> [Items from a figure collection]
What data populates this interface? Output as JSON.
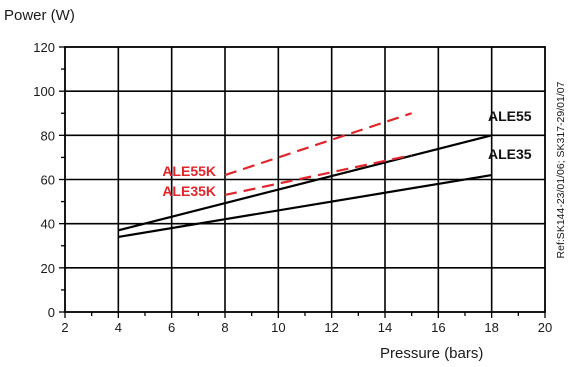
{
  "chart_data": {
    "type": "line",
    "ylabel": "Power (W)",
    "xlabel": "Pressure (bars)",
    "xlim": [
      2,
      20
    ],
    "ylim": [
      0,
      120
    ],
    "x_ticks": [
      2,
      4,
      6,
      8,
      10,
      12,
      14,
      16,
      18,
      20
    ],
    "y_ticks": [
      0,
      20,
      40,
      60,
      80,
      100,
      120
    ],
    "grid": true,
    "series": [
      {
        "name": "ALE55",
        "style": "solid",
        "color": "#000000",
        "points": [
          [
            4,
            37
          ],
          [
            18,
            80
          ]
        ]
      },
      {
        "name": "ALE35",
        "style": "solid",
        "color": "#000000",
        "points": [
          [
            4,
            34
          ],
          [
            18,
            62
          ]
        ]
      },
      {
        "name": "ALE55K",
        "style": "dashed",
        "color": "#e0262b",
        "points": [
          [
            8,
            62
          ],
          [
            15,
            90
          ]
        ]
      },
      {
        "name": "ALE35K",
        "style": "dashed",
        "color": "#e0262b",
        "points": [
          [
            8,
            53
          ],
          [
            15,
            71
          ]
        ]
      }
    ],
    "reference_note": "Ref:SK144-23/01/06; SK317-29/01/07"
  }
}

---

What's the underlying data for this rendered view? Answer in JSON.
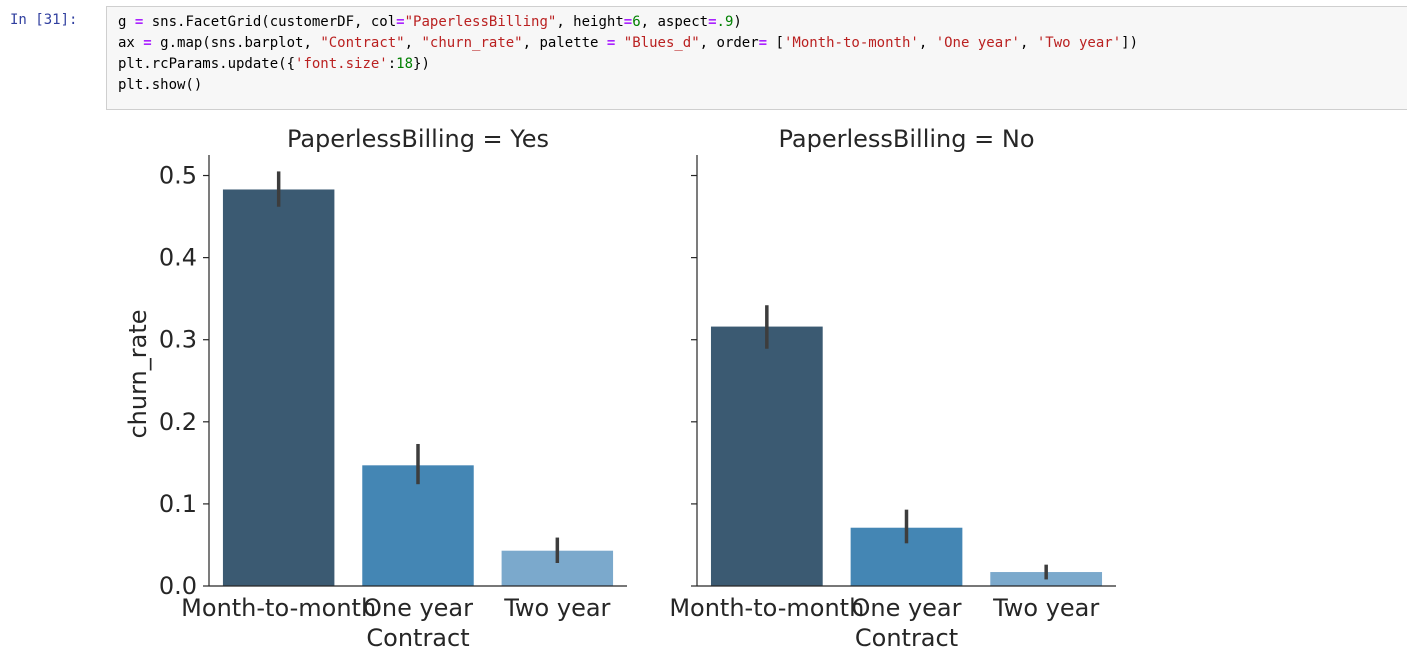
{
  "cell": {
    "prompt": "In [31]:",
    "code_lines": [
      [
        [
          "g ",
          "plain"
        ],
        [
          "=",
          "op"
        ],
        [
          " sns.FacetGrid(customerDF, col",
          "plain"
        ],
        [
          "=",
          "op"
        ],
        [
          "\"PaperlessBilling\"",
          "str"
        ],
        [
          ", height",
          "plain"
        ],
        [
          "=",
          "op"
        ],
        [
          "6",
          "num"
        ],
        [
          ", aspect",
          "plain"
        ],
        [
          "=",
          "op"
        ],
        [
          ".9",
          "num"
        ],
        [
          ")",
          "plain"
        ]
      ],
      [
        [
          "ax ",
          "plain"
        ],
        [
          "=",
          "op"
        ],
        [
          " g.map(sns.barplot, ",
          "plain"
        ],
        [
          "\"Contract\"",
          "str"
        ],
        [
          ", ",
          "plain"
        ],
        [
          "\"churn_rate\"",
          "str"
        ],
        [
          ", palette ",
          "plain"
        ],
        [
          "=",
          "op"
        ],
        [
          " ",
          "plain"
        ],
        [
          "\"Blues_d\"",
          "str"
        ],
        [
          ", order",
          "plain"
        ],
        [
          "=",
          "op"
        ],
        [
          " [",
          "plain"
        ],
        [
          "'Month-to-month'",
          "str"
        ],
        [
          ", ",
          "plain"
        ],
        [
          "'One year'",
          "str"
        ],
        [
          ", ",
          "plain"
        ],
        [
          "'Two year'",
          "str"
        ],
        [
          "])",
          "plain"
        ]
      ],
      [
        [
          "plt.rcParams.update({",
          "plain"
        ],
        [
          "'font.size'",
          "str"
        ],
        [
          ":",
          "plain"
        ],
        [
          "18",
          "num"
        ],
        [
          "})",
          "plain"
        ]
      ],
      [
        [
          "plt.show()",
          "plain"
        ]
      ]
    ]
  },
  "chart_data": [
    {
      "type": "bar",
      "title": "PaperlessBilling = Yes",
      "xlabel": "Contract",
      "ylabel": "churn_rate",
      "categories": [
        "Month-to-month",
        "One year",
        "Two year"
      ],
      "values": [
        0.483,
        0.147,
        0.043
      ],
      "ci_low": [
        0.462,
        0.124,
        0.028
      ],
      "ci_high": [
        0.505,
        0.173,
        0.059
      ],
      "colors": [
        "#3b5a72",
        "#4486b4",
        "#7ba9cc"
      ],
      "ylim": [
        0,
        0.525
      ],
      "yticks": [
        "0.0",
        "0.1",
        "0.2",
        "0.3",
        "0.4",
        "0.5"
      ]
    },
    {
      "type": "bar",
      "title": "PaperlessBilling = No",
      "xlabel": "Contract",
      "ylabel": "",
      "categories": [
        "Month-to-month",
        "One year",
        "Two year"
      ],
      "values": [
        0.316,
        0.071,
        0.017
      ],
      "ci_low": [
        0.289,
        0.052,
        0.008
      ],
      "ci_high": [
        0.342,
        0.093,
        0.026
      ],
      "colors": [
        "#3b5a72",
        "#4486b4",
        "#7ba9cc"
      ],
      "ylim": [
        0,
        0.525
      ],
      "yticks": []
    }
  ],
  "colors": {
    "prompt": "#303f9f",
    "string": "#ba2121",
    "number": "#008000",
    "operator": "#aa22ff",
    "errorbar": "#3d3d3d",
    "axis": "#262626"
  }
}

--

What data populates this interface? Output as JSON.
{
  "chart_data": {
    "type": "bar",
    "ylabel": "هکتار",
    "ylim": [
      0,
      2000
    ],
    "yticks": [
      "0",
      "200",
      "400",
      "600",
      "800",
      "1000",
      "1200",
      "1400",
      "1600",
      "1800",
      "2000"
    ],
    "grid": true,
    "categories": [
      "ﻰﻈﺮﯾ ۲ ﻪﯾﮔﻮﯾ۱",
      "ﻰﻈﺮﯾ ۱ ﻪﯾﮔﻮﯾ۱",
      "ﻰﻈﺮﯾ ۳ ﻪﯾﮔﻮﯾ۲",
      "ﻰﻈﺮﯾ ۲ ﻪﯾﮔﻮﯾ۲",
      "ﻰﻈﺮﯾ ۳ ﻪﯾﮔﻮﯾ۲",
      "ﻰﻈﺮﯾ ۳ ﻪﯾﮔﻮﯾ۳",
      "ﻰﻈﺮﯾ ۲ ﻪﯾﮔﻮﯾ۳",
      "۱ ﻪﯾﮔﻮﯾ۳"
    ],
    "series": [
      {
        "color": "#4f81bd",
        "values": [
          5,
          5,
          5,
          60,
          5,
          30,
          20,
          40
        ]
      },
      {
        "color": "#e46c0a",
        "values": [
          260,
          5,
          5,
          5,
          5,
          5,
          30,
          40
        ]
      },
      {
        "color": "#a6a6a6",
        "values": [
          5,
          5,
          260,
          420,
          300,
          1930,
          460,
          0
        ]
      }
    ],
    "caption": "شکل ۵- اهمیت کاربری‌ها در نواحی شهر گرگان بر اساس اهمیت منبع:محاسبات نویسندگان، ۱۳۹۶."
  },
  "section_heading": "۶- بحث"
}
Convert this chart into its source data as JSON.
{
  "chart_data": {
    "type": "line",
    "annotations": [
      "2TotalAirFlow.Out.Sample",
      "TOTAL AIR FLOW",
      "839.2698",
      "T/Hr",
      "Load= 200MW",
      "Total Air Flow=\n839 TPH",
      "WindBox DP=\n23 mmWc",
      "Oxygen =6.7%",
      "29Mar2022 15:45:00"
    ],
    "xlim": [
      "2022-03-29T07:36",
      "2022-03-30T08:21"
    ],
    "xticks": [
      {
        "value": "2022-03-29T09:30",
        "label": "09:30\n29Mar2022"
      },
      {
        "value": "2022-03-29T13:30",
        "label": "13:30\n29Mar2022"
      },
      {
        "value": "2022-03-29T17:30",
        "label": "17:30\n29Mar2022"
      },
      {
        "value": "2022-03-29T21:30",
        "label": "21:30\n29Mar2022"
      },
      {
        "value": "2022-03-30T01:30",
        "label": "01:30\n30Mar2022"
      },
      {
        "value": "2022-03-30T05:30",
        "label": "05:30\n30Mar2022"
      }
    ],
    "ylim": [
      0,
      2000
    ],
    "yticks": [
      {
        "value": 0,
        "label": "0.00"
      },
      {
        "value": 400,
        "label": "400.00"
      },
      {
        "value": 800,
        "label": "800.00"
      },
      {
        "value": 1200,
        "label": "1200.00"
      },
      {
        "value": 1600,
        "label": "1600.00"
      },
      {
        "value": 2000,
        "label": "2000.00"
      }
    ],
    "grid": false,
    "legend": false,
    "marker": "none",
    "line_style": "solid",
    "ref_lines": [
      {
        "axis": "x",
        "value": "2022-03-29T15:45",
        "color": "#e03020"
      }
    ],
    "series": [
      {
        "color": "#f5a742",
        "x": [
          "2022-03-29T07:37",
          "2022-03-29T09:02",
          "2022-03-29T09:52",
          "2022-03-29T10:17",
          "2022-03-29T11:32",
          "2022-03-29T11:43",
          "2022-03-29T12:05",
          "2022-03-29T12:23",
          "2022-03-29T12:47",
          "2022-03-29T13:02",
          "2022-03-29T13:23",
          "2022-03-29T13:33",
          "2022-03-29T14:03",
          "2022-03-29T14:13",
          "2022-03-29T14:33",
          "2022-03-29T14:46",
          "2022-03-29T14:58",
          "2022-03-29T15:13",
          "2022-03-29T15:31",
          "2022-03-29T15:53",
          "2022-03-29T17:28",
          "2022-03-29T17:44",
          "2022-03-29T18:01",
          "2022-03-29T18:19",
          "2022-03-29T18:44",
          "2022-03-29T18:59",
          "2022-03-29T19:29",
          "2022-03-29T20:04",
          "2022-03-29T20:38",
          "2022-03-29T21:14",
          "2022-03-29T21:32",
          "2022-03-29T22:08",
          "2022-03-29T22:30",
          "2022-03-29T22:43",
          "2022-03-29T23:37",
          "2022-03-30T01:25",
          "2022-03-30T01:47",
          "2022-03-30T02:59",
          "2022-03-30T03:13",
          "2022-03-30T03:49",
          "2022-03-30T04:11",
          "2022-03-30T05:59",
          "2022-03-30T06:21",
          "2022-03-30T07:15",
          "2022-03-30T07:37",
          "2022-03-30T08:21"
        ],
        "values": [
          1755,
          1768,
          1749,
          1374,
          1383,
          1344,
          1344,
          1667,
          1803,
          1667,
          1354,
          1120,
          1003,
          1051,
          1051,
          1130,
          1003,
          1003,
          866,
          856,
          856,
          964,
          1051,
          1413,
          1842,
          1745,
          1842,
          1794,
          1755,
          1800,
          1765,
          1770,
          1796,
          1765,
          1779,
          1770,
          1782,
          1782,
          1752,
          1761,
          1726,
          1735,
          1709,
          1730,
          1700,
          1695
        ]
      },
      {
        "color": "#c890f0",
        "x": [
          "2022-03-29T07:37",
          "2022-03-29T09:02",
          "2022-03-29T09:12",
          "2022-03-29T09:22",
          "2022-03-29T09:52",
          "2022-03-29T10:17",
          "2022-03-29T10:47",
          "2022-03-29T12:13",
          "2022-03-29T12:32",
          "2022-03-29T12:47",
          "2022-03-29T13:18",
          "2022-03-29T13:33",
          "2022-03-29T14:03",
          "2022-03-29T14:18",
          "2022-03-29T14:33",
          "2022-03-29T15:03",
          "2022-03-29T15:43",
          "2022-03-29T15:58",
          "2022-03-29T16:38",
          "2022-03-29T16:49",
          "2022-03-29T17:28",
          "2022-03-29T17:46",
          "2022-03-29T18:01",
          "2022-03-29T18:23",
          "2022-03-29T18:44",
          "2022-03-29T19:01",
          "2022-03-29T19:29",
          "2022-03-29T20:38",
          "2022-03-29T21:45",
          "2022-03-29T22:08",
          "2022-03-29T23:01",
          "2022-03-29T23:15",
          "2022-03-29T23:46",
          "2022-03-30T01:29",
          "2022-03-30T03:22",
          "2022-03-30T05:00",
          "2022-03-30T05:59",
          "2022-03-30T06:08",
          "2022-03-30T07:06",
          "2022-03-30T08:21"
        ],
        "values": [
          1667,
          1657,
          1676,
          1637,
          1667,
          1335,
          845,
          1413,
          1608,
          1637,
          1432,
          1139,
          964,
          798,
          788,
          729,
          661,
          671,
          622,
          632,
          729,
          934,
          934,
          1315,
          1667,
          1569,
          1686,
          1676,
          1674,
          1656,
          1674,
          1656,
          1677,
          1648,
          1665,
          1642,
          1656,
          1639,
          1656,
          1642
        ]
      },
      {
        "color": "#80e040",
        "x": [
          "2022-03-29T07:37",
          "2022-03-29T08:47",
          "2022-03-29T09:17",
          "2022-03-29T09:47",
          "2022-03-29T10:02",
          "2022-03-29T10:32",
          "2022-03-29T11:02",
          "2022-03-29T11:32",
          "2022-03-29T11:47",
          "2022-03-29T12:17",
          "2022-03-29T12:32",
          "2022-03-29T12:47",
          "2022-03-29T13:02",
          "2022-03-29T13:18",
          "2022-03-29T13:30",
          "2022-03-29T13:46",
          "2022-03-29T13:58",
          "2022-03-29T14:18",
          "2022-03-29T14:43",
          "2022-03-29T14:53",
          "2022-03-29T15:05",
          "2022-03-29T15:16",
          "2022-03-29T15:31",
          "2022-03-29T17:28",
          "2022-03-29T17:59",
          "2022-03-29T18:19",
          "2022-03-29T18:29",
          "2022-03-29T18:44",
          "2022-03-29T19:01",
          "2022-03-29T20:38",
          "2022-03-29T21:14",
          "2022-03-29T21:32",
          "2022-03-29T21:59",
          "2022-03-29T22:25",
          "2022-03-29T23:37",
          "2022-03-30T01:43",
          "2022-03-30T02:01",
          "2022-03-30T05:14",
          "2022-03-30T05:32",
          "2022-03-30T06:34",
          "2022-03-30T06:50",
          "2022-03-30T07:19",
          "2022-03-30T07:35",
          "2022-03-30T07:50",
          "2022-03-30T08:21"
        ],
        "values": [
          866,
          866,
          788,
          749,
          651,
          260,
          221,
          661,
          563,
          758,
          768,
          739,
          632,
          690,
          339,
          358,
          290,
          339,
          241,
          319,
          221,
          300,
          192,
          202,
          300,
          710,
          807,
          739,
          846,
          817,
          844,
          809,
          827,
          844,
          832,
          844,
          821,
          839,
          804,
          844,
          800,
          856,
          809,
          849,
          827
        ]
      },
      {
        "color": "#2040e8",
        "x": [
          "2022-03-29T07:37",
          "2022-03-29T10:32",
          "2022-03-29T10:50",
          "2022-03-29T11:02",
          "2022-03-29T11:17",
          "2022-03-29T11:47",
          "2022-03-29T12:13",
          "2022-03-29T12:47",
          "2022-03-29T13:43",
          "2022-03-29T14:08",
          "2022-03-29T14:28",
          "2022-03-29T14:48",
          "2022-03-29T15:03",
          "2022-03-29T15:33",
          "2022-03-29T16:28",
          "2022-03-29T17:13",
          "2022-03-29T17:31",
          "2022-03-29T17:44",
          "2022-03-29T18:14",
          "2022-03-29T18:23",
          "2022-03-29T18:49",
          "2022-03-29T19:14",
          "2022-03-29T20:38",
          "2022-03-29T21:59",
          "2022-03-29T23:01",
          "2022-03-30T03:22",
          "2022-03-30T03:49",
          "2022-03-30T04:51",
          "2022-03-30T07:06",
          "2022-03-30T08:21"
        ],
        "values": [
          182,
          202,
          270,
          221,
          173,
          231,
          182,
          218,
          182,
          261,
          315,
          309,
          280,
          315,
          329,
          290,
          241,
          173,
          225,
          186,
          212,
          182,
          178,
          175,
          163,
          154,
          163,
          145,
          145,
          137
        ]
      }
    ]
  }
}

> [GIVEN REQUEST]
Scan the records for the string "title". Copy each line in which it appears.

> [FINISHED TASK]
      "title": "PaperlessBilling = Yes",
      "title": "PaperlessBilling = No",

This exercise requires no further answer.